> _About this task_
If a line of the material holds the string "bullets", please copy it.

> _Data_
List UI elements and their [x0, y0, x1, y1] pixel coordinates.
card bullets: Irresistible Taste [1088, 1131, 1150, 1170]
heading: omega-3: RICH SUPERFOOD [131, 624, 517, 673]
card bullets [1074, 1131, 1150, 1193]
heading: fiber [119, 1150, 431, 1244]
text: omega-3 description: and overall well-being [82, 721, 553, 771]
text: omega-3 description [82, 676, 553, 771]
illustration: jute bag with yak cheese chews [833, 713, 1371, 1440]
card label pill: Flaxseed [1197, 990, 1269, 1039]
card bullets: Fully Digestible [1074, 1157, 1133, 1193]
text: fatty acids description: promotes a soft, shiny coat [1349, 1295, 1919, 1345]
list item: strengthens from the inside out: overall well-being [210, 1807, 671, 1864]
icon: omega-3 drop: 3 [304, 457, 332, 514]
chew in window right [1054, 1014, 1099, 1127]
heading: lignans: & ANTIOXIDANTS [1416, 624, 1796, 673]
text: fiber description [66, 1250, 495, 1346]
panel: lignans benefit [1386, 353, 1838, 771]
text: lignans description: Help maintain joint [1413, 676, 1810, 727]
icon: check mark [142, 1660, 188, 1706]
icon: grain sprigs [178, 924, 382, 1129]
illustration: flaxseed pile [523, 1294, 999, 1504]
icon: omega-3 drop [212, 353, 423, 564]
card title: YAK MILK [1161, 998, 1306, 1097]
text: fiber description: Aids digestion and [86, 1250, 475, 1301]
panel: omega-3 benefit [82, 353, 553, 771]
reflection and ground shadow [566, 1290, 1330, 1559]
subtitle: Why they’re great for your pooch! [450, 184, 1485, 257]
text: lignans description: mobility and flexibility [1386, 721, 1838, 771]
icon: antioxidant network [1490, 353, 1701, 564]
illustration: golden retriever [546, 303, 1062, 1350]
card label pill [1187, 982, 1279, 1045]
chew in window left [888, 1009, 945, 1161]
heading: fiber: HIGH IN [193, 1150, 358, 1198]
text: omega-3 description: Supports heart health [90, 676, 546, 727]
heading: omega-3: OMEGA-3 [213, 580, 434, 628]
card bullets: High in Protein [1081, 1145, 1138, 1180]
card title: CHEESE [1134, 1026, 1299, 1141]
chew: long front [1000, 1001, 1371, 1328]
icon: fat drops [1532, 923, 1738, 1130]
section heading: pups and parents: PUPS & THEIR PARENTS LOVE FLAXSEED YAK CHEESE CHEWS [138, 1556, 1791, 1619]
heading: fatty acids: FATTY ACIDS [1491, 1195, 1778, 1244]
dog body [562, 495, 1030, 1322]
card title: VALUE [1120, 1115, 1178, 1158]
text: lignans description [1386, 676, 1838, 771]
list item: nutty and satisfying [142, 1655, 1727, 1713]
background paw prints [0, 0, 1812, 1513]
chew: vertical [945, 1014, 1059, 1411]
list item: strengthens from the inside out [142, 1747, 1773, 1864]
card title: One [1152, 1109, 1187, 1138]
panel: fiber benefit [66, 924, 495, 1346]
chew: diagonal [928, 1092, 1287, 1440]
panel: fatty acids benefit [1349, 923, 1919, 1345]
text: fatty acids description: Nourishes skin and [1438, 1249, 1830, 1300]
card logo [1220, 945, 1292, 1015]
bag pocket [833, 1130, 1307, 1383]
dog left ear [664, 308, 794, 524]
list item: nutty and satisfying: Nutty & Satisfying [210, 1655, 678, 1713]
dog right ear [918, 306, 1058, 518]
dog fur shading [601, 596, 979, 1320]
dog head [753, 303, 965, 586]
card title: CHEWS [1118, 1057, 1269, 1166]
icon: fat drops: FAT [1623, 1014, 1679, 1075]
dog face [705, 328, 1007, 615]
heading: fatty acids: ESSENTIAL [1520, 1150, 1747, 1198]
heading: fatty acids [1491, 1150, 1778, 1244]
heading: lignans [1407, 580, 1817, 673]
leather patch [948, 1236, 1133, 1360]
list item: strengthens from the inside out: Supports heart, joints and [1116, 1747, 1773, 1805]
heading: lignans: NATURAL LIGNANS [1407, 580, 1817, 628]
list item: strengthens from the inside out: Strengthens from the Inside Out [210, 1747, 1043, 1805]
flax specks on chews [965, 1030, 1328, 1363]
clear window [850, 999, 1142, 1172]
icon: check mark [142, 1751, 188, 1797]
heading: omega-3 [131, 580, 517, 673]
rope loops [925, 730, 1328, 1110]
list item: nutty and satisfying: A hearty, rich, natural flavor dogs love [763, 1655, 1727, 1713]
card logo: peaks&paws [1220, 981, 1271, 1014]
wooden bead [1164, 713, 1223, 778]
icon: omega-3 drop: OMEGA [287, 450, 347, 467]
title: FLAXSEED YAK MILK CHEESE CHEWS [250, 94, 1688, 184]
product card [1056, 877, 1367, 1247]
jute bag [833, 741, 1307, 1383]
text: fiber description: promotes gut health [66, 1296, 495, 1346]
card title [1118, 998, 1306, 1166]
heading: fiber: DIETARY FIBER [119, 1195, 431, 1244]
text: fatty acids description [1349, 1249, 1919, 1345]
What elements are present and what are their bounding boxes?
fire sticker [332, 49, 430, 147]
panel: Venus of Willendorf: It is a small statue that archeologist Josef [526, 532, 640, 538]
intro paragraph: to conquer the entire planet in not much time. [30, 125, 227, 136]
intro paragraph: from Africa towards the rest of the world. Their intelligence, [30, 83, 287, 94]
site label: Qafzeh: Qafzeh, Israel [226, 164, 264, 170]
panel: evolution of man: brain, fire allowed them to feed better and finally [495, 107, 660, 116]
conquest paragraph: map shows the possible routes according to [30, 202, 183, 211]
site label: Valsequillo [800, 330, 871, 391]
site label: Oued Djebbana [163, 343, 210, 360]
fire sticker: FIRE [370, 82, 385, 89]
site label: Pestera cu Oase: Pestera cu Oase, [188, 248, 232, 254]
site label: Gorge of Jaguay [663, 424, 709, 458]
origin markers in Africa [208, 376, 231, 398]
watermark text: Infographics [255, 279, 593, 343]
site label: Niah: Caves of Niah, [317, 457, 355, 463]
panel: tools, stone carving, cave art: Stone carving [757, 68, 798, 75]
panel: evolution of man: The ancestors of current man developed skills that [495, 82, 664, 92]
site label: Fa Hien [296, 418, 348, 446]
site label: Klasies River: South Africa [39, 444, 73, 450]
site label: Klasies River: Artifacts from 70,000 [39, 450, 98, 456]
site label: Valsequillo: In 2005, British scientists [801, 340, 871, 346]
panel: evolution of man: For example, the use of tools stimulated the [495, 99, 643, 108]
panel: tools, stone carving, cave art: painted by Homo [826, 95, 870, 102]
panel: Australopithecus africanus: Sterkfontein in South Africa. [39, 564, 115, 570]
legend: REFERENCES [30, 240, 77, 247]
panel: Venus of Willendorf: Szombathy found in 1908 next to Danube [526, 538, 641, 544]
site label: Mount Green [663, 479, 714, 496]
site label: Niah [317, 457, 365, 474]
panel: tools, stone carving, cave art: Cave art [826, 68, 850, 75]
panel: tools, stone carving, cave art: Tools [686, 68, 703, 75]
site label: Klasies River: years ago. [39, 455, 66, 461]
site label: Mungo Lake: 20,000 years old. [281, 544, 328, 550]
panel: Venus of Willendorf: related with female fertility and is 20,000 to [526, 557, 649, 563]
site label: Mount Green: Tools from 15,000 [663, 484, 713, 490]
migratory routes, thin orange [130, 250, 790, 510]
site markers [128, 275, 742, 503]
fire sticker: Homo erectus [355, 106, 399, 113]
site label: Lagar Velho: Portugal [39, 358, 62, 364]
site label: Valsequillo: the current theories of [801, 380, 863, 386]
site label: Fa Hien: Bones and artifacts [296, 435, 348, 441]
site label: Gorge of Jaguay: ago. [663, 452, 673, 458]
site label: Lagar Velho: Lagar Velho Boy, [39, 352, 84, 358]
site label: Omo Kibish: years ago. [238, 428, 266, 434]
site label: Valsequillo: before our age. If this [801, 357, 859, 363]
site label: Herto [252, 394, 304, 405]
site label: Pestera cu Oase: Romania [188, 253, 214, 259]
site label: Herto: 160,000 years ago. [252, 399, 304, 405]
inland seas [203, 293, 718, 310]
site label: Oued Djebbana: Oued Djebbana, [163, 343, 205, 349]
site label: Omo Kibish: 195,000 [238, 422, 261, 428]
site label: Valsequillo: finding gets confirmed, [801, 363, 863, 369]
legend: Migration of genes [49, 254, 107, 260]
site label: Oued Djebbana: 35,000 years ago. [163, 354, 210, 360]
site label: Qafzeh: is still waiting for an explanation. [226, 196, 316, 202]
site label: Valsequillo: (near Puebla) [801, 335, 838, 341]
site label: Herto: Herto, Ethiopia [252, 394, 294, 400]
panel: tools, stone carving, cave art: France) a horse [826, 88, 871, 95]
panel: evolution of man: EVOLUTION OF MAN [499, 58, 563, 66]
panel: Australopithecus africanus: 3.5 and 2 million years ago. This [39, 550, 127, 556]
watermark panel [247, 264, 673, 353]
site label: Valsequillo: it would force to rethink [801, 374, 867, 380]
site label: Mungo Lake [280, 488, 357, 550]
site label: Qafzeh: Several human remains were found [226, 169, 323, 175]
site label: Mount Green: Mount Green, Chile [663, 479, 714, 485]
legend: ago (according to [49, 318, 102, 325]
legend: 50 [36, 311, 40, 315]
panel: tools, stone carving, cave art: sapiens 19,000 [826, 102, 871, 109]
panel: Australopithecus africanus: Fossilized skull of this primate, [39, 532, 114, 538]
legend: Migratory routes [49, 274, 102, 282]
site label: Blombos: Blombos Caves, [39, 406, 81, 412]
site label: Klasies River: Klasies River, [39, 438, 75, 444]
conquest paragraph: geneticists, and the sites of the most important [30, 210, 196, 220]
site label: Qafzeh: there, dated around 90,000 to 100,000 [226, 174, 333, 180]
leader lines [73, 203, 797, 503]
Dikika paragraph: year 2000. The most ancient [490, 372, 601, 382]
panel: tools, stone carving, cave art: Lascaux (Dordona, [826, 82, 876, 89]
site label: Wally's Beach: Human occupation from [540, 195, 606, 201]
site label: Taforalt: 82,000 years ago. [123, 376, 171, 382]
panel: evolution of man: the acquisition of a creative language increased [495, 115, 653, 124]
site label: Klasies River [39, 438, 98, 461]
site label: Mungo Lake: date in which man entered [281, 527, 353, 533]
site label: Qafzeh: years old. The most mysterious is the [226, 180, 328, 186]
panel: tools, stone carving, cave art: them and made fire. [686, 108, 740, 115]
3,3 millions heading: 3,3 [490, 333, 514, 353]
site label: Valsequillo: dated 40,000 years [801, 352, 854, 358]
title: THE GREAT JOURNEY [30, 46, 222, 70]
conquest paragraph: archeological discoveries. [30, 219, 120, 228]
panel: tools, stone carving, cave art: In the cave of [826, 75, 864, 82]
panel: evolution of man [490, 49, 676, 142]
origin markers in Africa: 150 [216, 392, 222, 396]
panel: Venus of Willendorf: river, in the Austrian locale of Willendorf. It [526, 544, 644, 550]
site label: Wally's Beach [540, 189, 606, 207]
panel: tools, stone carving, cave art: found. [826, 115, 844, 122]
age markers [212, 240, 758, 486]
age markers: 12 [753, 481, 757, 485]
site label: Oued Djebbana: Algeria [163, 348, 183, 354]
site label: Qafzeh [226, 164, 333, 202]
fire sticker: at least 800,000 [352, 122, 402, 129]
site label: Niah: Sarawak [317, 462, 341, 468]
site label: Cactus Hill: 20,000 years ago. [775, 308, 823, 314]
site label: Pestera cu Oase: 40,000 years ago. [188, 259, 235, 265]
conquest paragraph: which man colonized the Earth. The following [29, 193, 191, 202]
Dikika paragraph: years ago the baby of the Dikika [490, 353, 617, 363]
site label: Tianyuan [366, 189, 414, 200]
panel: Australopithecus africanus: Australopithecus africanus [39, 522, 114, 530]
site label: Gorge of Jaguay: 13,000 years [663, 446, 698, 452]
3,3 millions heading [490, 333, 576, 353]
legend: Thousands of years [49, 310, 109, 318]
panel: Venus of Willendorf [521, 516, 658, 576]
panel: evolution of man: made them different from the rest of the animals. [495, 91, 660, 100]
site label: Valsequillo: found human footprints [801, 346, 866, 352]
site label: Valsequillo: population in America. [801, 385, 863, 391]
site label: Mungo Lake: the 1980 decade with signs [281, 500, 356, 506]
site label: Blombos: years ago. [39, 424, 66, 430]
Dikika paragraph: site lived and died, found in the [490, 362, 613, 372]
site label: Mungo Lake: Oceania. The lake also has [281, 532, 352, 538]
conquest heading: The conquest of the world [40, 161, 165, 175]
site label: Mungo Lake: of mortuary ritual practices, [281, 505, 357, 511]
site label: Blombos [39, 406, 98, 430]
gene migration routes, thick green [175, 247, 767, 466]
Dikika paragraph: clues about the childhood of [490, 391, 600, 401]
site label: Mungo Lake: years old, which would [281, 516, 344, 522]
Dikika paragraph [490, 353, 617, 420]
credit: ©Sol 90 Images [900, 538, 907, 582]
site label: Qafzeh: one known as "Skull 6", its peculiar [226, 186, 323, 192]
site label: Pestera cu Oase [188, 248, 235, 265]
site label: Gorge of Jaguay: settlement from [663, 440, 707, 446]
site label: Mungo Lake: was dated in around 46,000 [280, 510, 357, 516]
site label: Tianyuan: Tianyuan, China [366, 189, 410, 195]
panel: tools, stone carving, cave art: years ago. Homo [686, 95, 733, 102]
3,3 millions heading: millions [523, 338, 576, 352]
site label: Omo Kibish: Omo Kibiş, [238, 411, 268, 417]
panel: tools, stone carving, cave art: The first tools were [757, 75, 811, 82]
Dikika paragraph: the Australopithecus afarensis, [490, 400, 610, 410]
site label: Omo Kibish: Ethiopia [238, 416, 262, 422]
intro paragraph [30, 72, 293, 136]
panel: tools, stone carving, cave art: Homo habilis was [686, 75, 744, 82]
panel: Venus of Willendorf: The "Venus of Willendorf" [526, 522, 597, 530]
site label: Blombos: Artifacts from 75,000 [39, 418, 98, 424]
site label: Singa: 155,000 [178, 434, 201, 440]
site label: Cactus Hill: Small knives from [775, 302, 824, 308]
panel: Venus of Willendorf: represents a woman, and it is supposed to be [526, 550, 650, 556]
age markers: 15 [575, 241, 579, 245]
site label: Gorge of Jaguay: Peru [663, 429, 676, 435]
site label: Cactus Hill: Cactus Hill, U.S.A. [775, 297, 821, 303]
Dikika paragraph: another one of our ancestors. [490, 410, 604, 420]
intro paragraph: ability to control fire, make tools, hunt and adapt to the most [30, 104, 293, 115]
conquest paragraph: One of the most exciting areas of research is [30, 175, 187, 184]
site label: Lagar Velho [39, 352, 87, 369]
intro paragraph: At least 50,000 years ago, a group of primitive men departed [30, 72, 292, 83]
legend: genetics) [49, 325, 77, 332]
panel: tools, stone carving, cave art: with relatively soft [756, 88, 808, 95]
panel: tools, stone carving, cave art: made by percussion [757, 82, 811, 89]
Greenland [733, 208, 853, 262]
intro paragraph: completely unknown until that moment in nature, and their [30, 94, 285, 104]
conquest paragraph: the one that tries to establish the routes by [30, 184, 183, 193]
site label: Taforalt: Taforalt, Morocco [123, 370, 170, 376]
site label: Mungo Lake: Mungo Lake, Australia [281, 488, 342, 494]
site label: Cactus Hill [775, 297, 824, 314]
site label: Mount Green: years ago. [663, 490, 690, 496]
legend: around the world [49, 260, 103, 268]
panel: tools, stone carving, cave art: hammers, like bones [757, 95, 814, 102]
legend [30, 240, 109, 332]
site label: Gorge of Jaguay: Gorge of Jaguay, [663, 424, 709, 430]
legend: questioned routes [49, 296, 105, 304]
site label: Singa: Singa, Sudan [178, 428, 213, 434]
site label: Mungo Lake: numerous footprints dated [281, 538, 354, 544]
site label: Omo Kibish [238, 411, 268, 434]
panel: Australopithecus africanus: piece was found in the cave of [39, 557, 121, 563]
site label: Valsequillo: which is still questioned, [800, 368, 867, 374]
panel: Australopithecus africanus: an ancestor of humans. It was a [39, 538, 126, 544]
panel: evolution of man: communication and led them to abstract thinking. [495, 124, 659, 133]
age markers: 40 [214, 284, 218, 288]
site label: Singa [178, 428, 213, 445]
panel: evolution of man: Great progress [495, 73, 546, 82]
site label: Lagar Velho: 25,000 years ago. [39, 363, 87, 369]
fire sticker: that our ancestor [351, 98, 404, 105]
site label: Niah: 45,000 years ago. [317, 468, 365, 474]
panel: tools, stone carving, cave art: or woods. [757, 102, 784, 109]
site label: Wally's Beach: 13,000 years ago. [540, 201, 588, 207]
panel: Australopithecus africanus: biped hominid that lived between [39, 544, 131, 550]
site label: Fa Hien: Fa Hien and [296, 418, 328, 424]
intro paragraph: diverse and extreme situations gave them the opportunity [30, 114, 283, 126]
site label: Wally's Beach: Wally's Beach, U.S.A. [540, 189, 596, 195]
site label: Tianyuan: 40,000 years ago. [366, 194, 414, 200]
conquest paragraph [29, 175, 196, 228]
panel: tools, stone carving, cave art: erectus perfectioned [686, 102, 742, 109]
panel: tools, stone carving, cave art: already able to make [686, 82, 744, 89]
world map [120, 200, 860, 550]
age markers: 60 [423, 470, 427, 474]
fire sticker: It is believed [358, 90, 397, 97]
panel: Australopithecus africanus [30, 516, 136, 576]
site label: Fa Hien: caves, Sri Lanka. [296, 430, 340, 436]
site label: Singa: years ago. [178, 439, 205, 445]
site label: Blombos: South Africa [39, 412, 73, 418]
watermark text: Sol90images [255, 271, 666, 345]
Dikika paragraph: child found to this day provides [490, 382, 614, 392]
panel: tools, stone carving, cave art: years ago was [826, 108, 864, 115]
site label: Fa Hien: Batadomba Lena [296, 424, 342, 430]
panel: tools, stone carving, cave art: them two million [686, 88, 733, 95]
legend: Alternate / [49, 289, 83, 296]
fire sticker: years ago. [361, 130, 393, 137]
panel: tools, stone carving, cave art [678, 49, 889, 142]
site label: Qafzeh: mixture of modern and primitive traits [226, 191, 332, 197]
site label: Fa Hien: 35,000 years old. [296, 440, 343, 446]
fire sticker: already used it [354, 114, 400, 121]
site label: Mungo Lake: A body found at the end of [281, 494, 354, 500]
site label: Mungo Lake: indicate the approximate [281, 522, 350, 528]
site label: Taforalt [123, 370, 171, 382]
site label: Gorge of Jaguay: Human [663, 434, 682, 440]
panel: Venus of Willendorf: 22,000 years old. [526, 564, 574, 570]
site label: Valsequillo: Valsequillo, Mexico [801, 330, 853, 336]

> _Result for this exercise_
card bullets: Irresistible Taste [1088, 1131, 1150, 1170]
card bullets [1074, 1131, 1150, 1193]
card bullets: Fully Digestible [1074, 1157, 1133, 1193]
card bullets: High in Protein [1081, 1145, 1138, 1180]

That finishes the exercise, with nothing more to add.